*Supplied data:*

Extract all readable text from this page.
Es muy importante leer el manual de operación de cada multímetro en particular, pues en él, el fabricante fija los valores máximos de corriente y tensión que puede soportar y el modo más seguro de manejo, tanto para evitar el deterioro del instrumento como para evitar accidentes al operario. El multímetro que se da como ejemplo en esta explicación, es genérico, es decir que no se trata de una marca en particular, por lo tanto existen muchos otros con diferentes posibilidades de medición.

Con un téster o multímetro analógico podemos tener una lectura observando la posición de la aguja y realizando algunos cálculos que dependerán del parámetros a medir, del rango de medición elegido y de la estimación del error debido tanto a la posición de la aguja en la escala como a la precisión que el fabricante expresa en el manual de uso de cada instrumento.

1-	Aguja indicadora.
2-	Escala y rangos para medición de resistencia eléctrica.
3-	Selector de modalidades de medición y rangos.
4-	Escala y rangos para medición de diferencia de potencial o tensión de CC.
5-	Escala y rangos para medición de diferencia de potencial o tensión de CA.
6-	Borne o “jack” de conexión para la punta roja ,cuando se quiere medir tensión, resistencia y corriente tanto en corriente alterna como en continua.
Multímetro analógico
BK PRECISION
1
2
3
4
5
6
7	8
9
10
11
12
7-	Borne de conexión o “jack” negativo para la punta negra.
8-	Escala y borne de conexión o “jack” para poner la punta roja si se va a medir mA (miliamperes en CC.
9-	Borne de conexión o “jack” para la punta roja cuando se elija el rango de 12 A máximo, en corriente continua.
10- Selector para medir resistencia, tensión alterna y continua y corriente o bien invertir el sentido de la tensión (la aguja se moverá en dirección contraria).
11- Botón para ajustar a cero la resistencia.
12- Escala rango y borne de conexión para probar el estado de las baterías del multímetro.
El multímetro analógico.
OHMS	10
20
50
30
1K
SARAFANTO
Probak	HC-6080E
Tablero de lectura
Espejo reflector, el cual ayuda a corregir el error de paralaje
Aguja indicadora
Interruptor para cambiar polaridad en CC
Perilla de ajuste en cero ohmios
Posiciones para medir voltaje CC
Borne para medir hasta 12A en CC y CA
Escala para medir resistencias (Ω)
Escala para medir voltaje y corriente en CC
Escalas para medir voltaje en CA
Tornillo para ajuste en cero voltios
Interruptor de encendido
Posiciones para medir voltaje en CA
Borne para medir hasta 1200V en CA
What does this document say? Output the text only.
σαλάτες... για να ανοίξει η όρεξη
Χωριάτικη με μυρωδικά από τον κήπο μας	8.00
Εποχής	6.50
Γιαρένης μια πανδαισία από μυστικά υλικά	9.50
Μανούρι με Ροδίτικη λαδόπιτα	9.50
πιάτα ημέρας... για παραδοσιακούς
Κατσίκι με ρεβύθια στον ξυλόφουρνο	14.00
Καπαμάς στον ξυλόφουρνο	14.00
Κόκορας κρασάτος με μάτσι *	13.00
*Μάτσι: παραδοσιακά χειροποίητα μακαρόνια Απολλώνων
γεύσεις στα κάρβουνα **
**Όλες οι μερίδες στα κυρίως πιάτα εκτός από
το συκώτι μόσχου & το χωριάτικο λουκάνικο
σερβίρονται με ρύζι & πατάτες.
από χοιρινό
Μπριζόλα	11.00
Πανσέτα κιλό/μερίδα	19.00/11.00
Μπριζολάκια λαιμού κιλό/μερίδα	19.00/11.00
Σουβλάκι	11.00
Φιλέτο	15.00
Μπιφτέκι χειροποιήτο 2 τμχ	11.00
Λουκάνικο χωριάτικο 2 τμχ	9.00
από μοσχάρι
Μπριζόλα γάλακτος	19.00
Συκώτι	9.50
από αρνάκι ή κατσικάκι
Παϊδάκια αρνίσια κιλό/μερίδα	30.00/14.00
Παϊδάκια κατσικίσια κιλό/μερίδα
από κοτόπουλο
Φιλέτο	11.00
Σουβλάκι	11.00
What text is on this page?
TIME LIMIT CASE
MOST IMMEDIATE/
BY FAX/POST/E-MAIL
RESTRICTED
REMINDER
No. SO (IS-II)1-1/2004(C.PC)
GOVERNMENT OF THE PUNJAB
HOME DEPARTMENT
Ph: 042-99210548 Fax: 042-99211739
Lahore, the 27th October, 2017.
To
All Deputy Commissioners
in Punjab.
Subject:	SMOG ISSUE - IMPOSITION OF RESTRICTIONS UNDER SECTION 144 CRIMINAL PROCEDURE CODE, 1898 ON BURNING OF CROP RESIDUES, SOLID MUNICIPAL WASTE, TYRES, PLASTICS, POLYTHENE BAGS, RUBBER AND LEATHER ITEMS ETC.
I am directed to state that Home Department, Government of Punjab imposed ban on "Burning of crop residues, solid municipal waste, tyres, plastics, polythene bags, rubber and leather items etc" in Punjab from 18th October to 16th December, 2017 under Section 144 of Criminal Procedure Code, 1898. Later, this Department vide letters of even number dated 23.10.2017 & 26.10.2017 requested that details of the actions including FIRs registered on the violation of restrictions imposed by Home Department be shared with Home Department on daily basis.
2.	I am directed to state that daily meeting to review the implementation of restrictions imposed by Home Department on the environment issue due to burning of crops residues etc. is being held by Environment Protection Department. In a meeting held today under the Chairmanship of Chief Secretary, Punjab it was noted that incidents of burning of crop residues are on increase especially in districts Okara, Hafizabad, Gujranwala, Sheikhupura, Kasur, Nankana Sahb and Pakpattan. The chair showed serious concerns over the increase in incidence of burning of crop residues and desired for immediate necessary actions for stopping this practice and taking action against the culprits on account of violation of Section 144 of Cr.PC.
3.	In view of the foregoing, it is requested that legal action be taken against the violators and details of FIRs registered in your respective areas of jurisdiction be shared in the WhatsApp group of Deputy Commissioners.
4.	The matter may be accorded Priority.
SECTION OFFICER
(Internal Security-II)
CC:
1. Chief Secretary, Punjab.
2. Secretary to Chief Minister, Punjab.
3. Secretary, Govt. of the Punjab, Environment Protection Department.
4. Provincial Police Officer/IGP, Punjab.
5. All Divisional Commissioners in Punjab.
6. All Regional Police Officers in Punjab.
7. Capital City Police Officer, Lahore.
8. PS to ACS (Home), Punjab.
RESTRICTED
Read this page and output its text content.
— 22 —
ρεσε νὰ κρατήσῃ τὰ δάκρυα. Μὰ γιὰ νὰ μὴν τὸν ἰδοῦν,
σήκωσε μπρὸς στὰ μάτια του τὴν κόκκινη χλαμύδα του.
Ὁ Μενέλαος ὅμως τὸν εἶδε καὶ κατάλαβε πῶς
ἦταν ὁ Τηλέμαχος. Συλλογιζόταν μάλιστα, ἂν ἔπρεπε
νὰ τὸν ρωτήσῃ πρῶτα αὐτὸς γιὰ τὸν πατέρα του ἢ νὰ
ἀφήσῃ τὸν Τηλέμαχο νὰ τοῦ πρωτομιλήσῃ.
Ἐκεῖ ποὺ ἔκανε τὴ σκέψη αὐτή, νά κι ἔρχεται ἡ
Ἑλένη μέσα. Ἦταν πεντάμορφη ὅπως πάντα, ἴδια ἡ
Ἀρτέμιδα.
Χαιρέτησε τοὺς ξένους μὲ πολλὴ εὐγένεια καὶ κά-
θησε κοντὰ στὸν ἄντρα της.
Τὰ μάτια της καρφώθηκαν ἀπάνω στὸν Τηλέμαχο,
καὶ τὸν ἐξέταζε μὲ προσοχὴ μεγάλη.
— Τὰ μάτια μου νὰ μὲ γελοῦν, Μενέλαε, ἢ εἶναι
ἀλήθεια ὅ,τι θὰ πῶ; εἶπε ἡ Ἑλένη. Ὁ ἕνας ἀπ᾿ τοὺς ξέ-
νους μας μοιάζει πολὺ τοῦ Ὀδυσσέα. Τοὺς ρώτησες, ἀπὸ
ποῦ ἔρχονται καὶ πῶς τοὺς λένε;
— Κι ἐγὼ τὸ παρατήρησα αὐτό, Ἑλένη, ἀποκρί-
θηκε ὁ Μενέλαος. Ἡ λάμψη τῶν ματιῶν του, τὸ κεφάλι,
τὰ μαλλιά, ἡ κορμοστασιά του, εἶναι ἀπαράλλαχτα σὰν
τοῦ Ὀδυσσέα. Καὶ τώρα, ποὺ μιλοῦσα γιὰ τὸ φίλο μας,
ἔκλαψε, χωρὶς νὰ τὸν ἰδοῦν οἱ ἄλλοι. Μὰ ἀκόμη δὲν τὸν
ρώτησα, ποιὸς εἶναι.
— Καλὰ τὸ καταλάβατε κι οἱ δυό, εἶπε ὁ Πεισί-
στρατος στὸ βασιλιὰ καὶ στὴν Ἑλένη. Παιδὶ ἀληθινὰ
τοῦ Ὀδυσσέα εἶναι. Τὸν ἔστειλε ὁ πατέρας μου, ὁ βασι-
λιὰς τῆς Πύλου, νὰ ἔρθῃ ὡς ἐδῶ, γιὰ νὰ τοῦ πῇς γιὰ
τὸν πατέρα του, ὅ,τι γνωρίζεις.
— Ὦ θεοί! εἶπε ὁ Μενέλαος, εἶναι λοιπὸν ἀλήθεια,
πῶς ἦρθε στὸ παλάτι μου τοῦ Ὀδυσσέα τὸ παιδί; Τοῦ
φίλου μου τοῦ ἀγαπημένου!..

*Task objective:* In the entries above, identify every line with the string "conexión".

*Complete answer:*
6-	Borne o “jack” de conexión para la punta roja ,cuando se quiere medir tensión, resistencia y corriente tanto en corriente alterna como en continua.
7-	Borne de conexión o “jack” negativo para la punta negra.
8-	Escala y borne de conexión o “jack” para poner la punta roja si se va a medir mA (miliamperes en CC.
9-	Borne de conexión o “jack” para la punta roja cuando se elija el rango de 12 A máximo, en corriente continua.
12- Escala rango y borne de conexión para probar el estado de las baterías del multímetro.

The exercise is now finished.